____ DATASET RECORDS
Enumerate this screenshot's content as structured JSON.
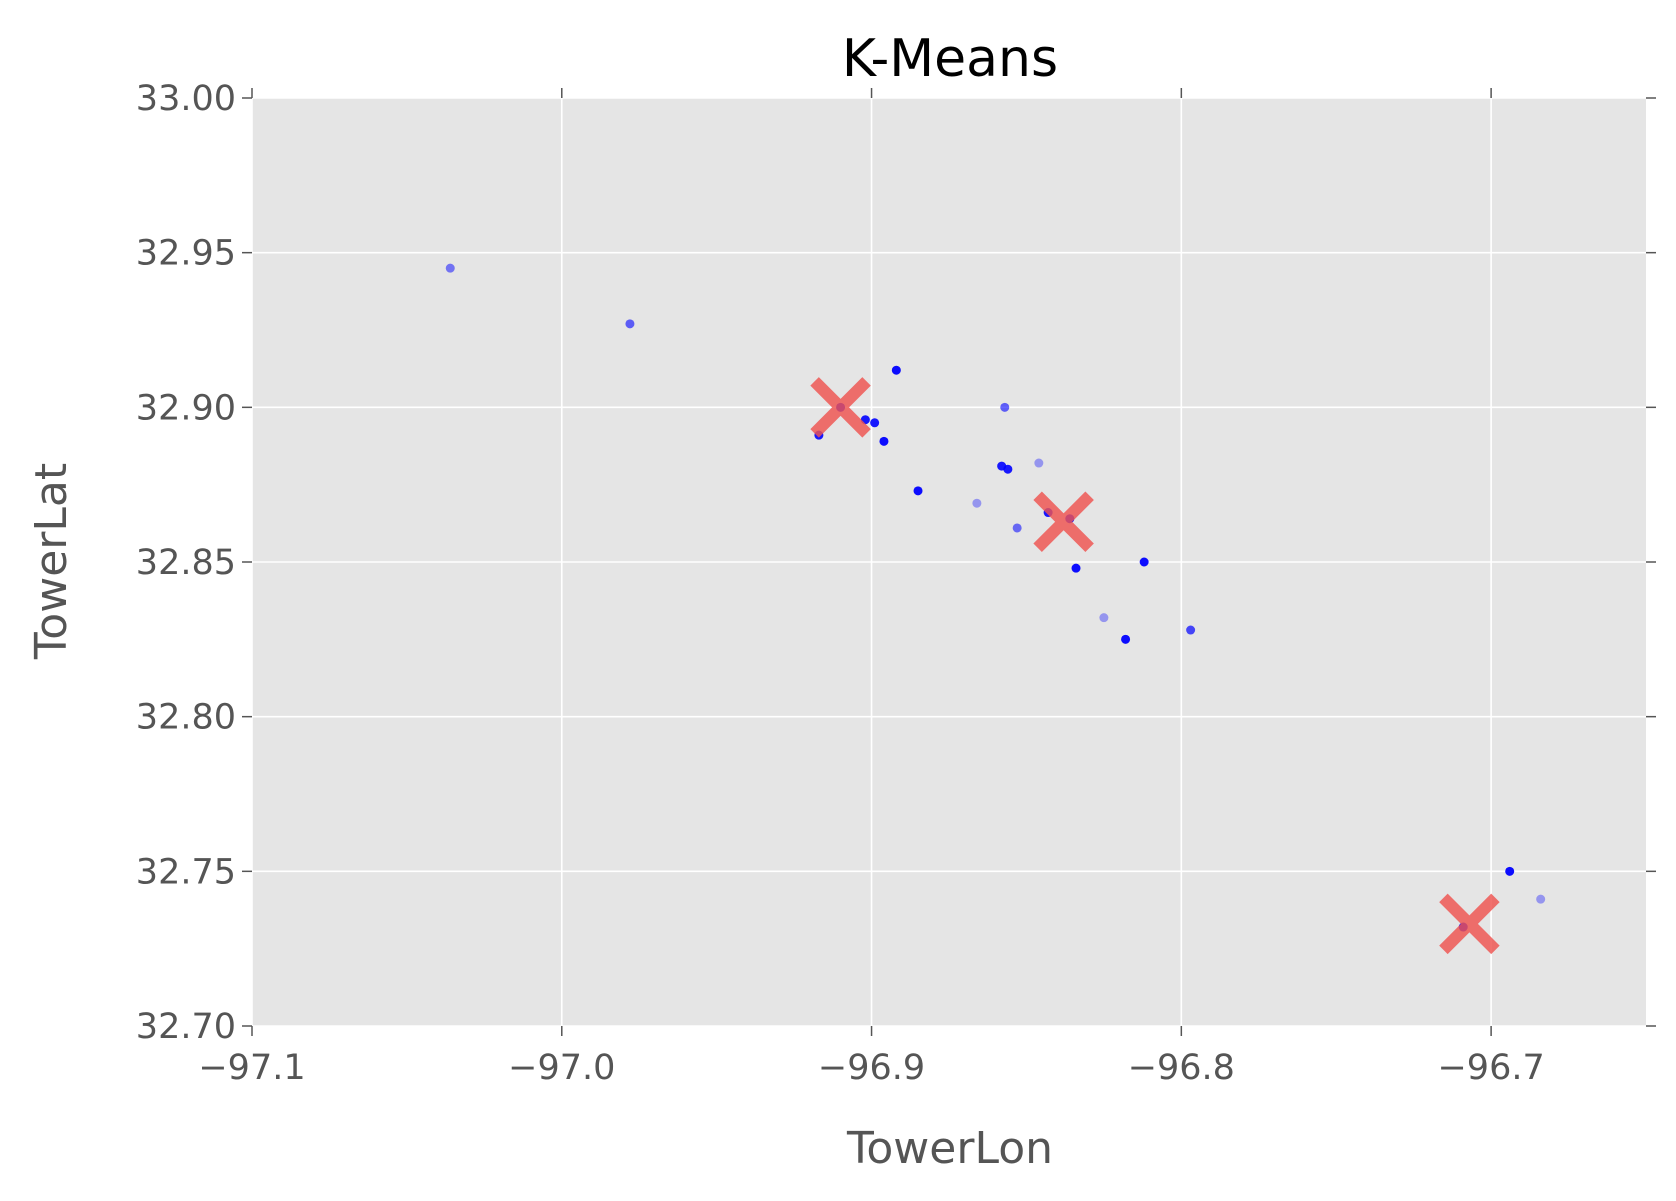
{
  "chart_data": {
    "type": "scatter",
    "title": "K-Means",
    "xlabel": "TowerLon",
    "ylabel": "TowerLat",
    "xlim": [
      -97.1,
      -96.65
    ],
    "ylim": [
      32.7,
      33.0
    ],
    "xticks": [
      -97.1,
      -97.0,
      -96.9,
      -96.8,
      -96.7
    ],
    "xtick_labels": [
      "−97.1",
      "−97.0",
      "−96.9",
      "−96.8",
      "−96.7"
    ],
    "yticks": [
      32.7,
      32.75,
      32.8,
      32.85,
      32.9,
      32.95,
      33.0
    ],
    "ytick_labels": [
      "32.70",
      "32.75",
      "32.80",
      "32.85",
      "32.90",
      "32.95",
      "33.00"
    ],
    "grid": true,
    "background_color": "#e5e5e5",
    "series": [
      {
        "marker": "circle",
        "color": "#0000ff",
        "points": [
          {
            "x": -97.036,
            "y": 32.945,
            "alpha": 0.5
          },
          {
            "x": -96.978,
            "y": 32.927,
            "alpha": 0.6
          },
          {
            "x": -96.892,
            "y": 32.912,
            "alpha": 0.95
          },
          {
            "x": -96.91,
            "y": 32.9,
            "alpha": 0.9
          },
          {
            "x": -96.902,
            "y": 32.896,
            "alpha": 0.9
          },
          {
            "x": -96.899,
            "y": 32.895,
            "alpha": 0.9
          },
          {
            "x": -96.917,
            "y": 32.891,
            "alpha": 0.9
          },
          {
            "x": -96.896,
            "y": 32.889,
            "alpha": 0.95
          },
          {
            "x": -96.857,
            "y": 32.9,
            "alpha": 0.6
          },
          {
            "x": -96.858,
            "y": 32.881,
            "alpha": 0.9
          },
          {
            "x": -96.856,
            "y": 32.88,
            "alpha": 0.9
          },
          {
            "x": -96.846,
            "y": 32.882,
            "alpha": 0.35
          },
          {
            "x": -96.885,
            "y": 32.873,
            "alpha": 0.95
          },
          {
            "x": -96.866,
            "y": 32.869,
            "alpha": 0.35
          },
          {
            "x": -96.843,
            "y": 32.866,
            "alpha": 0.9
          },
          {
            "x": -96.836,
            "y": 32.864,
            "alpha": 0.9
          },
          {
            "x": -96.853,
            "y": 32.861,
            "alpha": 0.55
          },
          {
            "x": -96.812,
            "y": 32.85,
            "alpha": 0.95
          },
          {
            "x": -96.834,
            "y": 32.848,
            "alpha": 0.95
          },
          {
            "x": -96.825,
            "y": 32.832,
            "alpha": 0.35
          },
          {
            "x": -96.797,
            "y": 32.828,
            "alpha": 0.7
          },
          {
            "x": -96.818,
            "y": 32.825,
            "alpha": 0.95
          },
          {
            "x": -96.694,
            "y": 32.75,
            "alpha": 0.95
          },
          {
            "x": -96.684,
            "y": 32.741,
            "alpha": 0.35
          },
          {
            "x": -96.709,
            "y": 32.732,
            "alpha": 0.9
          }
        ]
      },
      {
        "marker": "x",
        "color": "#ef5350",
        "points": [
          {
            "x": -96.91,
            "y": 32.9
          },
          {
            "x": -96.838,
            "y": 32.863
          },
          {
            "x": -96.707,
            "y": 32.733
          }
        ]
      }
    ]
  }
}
________
→ WHAT IS EXPECTED:
In your copy, repeat each record exactly and include no pictures.

→ EXERCISE RESPONSE:
Enumerate this screenshot's content as structured JSON.
{
  "chart_data": {
    "type": "scatter",
    "title": "K-Means",
    "xlabel": "TowerLon",
    "ylabel": "TowerLat",
    "xlim": [
      -97.1,
      -96.65
    ],
    "ylim": [
      32.7,
      33.0
    ],
    "xticks": [
      -97.1,
      -97.0,
      -96.9,
      -96.8,
      -96.7
    ],
    "xtick_labels": [
      "−97.1",
      "−97.0",
      "−96.9",
      "−96.8",
      "−96.7"
    ],
    "yticks": [
      32.7,
      32.75,
      32.8,
      32.85,
      32.9,
      32.95,
      33.0
    ],
    "ytick_labels": [
      "32.70",
      "32.75",
      "32.80",
      "32.85",
      "32.90",
      "32.95",
      "33.00"
    ],
    "grid": true,
    "background_color": "#e5e5e5",
    "series": [
      {
        "marker": "circle",
        "color": "#0000ff",
        "points": [
          {
            "x": -97.036,
            "y": 32.945,
            "alpha": 0.5
          },
          {
            "x": -96.978,
            "y": 32.927,
            "alpha": 0.6
          },
          {
            "x": -96.892,
            "y": 32.912,
            "alpha": 0.95
          },
          {
            "x": -96.91,
            "y": 32.9,
            "alpha": 0.9
          },
          {
            "x": -96.902,
            "y": 32.896,
            "alpha": 0.9
          },
          {
            "x": -96.899,
            "y": 32.895,
            "alpha": 0.9
          },
          {
            "x": -96.917,
            "y": 32.891,
            "alpha": 0.9
          },
          {
            "x": -96.896,
            "y": 32.889,
            "alpha": 0.95
          },
          {
            "x": -96.857,
            "y": 32.9,
            "alpha": 0.6
          },
          {
            "x": -96.858,
            "y": 32.881,
            "alpha": 0.9
          },
          {
            "x": -96.856,
            "y": 32.88,
            "alpha": 0.9
          },
          {
            "x": -96.846,
            "y": 32.882,
            "alpha": 0.35
          },
          {
            "x": -96.885,
            "y": 32.873,
            "alpha": 0.95
          },
          {
            "x": -96.866,
            "y": 32.869,
            "alpha": 0.35
          },
          {
            "x": -96.843,
            "y": 32.866,
            "alpha": 0.9
          },
          {
            "x": -96.836,
            "y": 32.864,
            "alpha": 0.9
          },
          {
            "x": -96.853,
            "y": 32.861,
            "alpha": 0.55
          },
          {
            "x": -96.812,
            "y": 32.85,
            "alpha": 0.95
          },
          {
            "x": -96.834,
            "y": 32.848,
            "alpha": 0.95
          },
          {
            "x": -96.825,
            "y": 32.832,
            "alpha": 0.35
          },
          {
            "x": -96.797,
            "y": 32.828,
            "alpha": 0.7
          },
          {
            "x": -96.818,
            "y": 32.825,
            "alpha": 0.95
          },
          {
            "x": -96.694,
            "y": 32.75,
            "alpha": 0.95
          },
          {
            "x": -96.684,
            "y": 32.741,
            "alpha": 0.35
          },
          {
            "x": -96.709,
            "y": 32.732,
            "alpha": 0.9
          }
        ]
      },
      {
        "marker": "x",
        "color": "#ef5350",
        "points": [
          {
            "x": -96.91,
            "y": 32.9
          },
          {
            "x": -96.838,
            "y": 32.863
          },
          {
            "x": -96.707,
            "y": 32.733
          }
        ]
      }
    ]
  }
}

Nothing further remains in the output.